Your objective
Determine how many lines in these records hold "энергосбережению". Only the number is wanted.

(Rows from a dataset)
* start *

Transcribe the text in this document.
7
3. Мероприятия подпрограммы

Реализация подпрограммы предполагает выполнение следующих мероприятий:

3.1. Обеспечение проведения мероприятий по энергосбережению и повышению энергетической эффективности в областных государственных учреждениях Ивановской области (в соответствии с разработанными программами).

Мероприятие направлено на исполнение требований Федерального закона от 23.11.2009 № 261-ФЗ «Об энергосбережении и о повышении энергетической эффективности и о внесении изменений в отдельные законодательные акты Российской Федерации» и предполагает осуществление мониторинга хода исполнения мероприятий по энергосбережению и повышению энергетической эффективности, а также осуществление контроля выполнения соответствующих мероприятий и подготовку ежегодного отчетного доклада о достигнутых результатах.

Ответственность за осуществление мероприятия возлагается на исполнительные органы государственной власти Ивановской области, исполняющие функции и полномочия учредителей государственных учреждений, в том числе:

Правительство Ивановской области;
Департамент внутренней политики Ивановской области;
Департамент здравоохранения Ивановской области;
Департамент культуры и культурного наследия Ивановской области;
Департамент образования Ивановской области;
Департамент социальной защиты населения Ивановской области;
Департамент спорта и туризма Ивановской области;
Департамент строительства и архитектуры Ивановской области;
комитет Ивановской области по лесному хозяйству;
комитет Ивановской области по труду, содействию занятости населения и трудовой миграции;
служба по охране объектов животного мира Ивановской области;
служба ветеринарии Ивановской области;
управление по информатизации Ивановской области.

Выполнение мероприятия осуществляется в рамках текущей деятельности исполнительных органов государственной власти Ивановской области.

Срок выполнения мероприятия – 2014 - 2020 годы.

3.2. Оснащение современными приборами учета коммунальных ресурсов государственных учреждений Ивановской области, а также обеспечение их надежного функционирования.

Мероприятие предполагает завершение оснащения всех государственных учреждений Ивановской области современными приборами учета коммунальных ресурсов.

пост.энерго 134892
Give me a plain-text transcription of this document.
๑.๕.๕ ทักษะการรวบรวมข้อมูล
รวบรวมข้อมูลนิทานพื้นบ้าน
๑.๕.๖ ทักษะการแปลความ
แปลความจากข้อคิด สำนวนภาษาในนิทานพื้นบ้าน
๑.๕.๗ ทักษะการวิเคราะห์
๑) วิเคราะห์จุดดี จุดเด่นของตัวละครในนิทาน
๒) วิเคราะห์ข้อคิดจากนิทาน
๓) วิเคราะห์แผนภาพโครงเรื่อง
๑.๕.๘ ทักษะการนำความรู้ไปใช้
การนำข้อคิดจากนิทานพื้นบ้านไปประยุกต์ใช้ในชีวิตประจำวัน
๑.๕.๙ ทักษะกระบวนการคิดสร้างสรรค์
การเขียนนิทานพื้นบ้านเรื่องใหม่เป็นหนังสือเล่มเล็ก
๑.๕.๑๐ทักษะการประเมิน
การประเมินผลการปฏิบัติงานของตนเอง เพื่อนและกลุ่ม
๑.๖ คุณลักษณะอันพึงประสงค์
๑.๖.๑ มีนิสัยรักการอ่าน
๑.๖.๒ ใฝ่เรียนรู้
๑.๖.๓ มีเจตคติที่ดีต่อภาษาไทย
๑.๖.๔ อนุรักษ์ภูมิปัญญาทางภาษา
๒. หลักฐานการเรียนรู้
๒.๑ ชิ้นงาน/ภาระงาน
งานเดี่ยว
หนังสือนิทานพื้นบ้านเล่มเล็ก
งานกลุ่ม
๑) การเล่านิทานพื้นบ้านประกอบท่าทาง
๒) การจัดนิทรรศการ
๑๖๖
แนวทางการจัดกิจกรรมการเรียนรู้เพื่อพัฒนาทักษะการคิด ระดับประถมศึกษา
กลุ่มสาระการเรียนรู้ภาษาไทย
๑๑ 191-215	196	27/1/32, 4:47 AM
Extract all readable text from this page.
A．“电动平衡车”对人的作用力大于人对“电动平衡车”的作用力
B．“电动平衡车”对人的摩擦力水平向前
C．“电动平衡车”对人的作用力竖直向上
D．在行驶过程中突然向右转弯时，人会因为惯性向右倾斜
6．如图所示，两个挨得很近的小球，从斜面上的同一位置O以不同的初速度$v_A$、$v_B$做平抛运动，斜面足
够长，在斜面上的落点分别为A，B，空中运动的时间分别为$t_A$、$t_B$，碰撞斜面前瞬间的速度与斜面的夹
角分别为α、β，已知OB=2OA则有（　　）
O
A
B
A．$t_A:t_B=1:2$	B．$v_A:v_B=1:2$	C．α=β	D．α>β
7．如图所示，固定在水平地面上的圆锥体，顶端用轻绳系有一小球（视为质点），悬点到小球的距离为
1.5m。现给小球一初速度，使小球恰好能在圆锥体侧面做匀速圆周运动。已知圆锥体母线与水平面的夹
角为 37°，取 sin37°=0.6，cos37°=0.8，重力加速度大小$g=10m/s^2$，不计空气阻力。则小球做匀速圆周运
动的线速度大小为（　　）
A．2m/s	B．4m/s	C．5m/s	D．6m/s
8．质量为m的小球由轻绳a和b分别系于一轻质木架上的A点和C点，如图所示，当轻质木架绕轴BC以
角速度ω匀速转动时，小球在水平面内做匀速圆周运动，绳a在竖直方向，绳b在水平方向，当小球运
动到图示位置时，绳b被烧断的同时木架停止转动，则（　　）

* end *
* start *

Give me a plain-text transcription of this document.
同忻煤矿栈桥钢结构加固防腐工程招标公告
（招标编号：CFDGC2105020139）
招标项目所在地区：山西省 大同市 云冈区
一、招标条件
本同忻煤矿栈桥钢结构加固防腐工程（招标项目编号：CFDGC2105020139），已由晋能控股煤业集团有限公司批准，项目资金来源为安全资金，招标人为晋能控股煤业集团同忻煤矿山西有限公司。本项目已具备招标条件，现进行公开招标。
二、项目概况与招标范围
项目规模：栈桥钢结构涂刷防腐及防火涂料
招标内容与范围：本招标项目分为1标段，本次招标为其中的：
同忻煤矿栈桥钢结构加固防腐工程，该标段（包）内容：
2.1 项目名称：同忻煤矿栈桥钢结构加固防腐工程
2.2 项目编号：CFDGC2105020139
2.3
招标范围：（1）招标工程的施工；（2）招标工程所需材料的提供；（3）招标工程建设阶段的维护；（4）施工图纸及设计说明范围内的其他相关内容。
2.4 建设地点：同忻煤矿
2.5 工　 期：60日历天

* end *

Solved exercise
2